**WHAT YOU ARE ASKED TO DO**
Without including any pictures, copy each entry below exactly.

**EXTRACTED DATA**
>>>>>
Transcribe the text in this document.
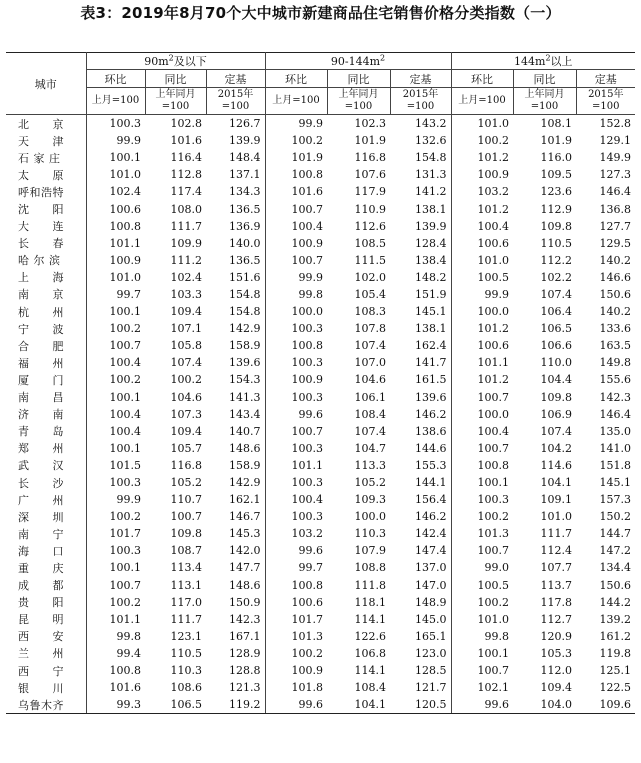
表3：2019年8月70个大中城市新建商品住宅销售价格分类指数（一）
城市	$90m^2$及以下			$90-144m^2$			$144m^2$以上		
	环比	同比	定基	环比	同比	定基	环比	同比	定基
	上月=100	上年同月=100	2015年=100	上月=100	上年同月=100	2015年=100	上月=100	上年同月=100	2015年=100
北　　京	100.3	102.8	126.7	99.9	102.3	143.2	101.0	108.1	152.8
天　　津	99.9	101.6	139.9	100.2	101.9	132.6	100.2	101.9	129.1
石 家 庄	100.1	116.4	148.4	101.9	116.8	154.8	101.2	116.0	149.9
太　　原	101.0	112.8	137.1	100.8	107.6	131.3	100.9	109.5	127.3
呼和浩特	102.4	117.4	134.3	101.6	117.9	141.2	103.2	123.6	146.4
沈　　阳	100.6	108.0	136.5	100.7	110.9	138.1	101.2	112.9	136.8
大　　连	100.8	111.7	136.9	100.4	112.6	139.9	100.4	109.8	127.7
长　　春	101.1	109.9	140.0	100.9	108.5	128.4	100.6	110.5	129.5
哈 尔 滨	100.9	111.2	136.5	100.7	111.5	138.4	101.0	112.2	140.2
上　　海	101.0	102.4	151.6	99.9	102.0	148.2	100.5	102.2	146.6
南　　京	99.7	103.3	154.8	99.8	105.4	151.9	99.9	107.4	150.6
杭　　州	100.1	109.4	154.8	100.0	108.3	145.1	100.0	106.4	140.2
宁　　波	100.2	107.1	142.9	100.3	107.8	138.1	101.2	106.5	133.6
合　　肥	100.7	105.8	158.9	100.8	107.4	162.4	100.6	106.6	163.5
福　　州	100.4	107.4	139.6	100.3	107.0	141.7	101.1	110.0	149.8
厦　　门	100.2	100.2	154.3	100.9	104.6	161.5	101.2	104.4	155.6
南　　昌	100.1	104.6	141.3	100.3	106.1	139.6	100.7	109.8	142.3
济　　南	100.4	107.3	143.4	99.6	108.4	146.2	100.0	106.9	146.4
青　　岛	100.4	109.4	140.7	100.7	107.4	138.6	100.4	107.4	135.0
郑　　州	100.1	105.7	148.6	100.3	104.7	144.6	100.7	104.2	141.0
武　　汉	101.5	116.8	158.9	101.1	113.3	155.3	100.8	114.6	151.8
长　　沙	100.3	105.2	142.9	100.3	105.2	144.1	100.1	104.1	145.1
广　　州	99.9	110.7	162.1	100.4	109.3	156.4	100.3	109.1	157.3
深　　圳	100.2	100.7	146.7	100.3	100.0	146.2	100.2	101.0	150.2
南　　宁	101.7	109.8	145.3	103.2	110.3	142.4	101.3	111.7	144.7
海　　口	100.3	108.7	142.0	99.6	107.9	147.4	100.7	112.4	147.2
重　　庆	100.1	113.4	147.7	99.7	108.8	137.0	99.0	107.7	134.4
成　　都	100.7	113.1	148.6	100.8	111.8	147.0	100.5	113.7	150.6
贵　　阳	100.2	117.0	150.9	100.6	118.1	148.9	100.2	117.8	144.2
昆　　明	101.1	111.7	142.3	101.7	114.1	145.0	101.0	112.7	139.2
西　　安	99.8	123.1	167.1	101.3	122.6	165.1	99.8	120.9	161.2
兰　　州	99.4	110.5	128.9	100.2	106.8	123.0	100.1	105.3	119.8
西　　宁	100.8	110.3	128.8	100.9	114.1	128.5	100.7	112.0	125.1
银　　川	101.6	108.6	121.3	101.8	108.4	121.7	102.1	109.4	122.5
乌鲁木齐	99.3	106.5	119.2	99.6	104.1	120.5	99.6	104.0	109.6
<<<<<
**EXERCISE RESULT**
Transcribe the text in this document.
表3：2019年8月70个大中城市新建商品住宅销售价格分类指数（一）
城市	$90m^2$及以下			$90-144m^2$			$144m^2$以上		
	环比	同比	定基	环比	同比	定基	环比	同比	定基
	上月=100	上年同月=100	2015年=100	上月=100	上年同月=100	2015年=100	上月=100	上年同月=100	2015年=100
北　　京	100.3	102.8	126.7	99.9	102.3	143.2	101.0	108.1	152.8
天　　津	99.9	101.6	139.9	100.2	101.9	132.6	100.2	101.9	129.1
石 家 庄	100.1	116.4	148.4	101.9	116.8	154.8	101.2	116.0	149.9
太　　原	101.0	112.8	137.1	100.8	107.6	131.3	100.9	109.5	127.3
呼和浩特	102.4	117.4	134.3	101.6	117.9	141.2	103.2	123.6	146.4
沈　　阳	100.6	108.0	136.5	100.7	110.9	138.1	101.2	112.9	136.8
大　　连	100.8	111.7	136.9	100.4	112.6	139.9	100.4	109.8	127.7
长　　春	101.1	109.9	140.0	100.9	108.5	128.4	100.6	110.5	129.5
哈 尔 滨	100.9	111.2	136.5	100.7	111.5	138.4	101.0	112.2	140.2
上　　海	101.0	102.4	151.6	99.9	102.0	148.2	100.5	102.2	146.6
南　　京	99.7	103.3	154.8	99.8	105.4	151.9	99.9	107.4	150.6
杭　　州	100.1	109.4	154.8	100.0	108.3	145.1	100.0	106.4	140.2
宁　　波	100.2	107.1	142.9	100.3	107.8	138.1	101.2	106.5	133.6
合　　肥	100.7	105.8	158.9	100.8	107.4	162.4	100.6	106.6	163.5
福　　州	100.4	107.4	139.6	100.3	107.0	141.7	101.1	110.0	149.8
厦　　门	100.2	100.2	154.3	100.9	104.6	161.5	101.2	104.4	155.6
南　　昌	100.1	104.6	141.3	100.3	106.1	139.6	100.7	109.8	142.3
济　　南	100.4	107.3	143.4	99.6	108.4	146.2	100.0	106.9	146.4
青　　岛	100.4	109.4	140.7	100.7	107.4	138.6	100.4	107.4	135.0
郑　　州	100.1	105.7	148.6	100.3	104.7	144.6	100.7	104.2	141.0
武　　汉	101.5	116.8	158.9	101.1	113.3	155.3	100.8	114.6	151.8
长　　沙	100.3	105.2	142.9	100.3	105.2	144.1	100.1	104.1	145.1
广　　州	99.9	110.7	162.1	100.4	109.3	156.4	100.3	109.1	157.3
深　　圳	100.2	100.7	146.7	100.3	100.0	146.2	100.2	101.0	150.2
南　　宁	101.7	109.8	145.3	103.2	110.3	142.4	101.3	111.7	144.7
海　　口	100.3	108.7	142.0	99.6	107.9	147.4	100.7	112.4	147.2
重　　庆	100.1	113.4	147.7	99.7	108.8	137.0	99.0	107.7	134.4
成　　都	100.7	113.1	148.6	100.8	111.8	147.0	100.5	113.7	150.6
贵　　阳	100.2	117.0	150.9	100.6	118.1	148.9	100.2	117.8	144.2
昆　　明	101.1	111.7	142.3	101.7	114.1	145.0	101.0	112.7	139.2
西　　安	99.8	123.1	167.1	101.3	122.6	165.1	99.8	120.9	161.2
兰　　州	99.4	110.5	128.9	100.2	106.8	123.0	100.1	105.3	119.8
西　　宁	100.8	110.3	128.8	100.9	114.1	128.5	100.7	112.0	125.1
银　　川	101.6	108.6	121.3	101.8	108.4	121.7	102.1	109.4	122.5
乌鲁木齐	99.3	106.5	119.2	99.6	104.1	120.5	99.6	104.0	109.6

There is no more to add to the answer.